Locate the string "Bapak" throughout the material and copy every line in which it occurs.

[Dataset excerpts start]

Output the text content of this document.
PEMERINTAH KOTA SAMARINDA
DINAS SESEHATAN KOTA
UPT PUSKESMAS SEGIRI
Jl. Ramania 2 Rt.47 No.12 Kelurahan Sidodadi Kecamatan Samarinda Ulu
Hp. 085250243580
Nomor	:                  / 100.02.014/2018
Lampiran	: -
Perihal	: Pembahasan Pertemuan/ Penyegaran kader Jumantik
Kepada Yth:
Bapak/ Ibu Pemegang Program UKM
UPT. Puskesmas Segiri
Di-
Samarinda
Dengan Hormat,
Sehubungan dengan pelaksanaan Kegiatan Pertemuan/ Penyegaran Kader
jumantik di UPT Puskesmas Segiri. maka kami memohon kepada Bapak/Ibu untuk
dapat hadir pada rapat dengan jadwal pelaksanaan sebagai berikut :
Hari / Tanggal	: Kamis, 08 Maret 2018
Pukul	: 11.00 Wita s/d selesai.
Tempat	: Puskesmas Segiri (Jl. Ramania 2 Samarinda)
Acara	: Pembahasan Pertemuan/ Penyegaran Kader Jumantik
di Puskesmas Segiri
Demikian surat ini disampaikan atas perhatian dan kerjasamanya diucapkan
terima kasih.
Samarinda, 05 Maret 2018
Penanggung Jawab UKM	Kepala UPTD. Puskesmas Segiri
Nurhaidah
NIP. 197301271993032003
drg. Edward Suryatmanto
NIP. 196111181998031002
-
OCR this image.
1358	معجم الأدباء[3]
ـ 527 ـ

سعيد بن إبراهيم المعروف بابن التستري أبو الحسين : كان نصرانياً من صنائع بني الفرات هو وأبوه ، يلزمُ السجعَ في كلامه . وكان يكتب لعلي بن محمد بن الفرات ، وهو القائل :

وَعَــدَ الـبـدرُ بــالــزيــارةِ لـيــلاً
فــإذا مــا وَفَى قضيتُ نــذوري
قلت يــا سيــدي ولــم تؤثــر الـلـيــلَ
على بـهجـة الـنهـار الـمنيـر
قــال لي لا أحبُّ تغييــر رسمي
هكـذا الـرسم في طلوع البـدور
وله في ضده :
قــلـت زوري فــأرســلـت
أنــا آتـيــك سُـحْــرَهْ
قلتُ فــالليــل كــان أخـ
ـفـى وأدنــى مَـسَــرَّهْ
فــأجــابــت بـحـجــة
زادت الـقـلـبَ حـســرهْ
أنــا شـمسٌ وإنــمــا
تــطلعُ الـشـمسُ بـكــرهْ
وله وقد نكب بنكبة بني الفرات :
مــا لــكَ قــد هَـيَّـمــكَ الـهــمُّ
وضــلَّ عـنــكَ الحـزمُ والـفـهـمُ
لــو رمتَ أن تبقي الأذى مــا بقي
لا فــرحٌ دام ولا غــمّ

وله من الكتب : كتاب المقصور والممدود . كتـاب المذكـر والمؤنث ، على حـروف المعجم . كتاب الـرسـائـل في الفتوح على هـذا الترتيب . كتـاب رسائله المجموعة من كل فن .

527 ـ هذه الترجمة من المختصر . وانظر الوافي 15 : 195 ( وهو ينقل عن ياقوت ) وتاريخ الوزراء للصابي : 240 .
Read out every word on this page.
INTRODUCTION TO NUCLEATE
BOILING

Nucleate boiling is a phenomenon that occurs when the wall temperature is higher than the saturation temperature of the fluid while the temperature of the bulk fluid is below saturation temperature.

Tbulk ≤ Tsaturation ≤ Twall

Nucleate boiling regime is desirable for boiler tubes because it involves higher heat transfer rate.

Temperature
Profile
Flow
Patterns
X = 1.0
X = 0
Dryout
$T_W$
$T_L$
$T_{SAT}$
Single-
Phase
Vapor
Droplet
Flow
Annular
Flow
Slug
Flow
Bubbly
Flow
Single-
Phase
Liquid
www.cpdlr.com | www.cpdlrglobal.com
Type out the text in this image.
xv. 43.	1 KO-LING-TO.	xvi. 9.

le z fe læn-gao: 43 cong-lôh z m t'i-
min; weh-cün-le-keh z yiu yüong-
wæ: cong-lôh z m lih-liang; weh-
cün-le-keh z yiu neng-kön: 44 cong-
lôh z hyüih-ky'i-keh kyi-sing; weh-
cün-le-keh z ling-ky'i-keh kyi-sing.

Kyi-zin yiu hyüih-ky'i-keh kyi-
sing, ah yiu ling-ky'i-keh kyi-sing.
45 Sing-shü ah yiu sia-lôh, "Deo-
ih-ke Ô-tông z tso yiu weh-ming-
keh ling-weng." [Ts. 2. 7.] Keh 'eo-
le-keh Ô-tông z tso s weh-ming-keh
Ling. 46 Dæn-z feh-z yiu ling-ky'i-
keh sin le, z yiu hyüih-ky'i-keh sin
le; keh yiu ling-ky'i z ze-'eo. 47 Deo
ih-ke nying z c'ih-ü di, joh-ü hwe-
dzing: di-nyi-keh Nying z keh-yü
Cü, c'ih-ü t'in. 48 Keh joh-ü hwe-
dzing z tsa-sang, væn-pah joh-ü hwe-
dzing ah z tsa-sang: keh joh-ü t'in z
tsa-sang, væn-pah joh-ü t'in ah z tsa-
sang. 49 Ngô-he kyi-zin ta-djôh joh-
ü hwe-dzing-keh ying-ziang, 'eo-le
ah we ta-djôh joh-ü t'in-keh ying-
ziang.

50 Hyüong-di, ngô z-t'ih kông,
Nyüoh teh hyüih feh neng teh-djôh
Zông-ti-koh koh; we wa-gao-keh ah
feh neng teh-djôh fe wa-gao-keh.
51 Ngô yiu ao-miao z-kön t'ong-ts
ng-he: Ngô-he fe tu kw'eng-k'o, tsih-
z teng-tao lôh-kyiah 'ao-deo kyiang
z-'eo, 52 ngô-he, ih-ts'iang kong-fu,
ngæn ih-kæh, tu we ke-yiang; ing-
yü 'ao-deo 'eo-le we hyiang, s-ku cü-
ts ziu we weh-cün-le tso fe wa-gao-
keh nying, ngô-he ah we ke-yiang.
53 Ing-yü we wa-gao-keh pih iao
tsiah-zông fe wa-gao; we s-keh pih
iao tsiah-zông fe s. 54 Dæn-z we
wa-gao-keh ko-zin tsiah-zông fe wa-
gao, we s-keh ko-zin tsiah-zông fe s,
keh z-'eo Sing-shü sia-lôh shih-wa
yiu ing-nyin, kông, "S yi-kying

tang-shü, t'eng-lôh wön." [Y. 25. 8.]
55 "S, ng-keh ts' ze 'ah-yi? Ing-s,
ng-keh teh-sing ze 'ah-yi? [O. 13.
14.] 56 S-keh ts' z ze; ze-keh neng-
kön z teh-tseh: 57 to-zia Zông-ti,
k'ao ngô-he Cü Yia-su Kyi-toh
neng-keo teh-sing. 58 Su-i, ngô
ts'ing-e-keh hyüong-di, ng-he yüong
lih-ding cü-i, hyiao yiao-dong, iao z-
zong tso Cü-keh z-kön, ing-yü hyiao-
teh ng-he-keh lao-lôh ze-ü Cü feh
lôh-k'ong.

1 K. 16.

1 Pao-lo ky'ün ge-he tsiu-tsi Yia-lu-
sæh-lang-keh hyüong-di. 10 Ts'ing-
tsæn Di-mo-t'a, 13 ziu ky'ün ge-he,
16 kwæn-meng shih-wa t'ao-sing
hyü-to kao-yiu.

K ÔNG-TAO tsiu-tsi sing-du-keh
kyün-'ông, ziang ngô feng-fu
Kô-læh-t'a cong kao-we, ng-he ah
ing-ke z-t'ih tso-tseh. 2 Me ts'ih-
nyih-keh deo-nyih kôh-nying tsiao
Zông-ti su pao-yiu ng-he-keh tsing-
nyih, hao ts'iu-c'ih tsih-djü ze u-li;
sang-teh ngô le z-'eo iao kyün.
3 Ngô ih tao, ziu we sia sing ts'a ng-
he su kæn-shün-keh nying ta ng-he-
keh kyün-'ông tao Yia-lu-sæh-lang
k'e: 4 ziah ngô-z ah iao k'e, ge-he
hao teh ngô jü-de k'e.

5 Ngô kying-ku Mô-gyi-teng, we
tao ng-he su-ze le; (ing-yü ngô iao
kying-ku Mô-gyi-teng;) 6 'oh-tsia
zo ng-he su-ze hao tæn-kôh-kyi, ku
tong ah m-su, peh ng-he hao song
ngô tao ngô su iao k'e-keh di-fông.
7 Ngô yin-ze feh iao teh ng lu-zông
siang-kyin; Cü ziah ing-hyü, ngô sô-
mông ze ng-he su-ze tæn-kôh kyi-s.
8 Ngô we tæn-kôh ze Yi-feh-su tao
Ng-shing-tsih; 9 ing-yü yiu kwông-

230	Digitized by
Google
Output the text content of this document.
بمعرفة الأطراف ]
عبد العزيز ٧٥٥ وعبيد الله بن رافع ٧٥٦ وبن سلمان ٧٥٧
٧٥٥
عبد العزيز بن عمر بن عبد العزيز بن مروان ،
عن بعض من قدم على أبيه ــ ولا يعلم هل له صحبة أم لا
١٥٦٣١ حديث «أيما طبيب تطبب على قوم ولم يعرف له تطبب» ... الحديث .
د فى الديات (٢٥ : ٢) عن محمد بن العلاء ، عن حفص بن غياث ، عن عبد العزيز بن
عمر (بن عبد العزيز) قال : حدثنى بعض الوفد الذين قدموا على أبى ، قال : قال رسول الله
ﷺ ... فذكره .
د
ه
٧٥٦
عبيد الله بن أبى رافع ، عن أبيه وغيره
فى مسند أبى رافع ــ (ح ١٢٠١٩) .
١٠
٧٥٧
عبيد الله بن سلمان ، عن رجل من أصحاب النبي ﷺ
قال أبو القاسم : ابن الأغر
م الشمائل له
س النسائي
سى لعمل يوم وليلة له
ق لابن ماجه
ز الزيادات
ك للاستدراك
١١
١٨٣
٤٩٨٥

[Dataset excerpts end]

→ Answer to the task:
Bapak/ Ibu Pemegang Program UKM
jumantik di UPT Puskesmas Segiri. maka kami memohon kepada Bapak/Ibu untuk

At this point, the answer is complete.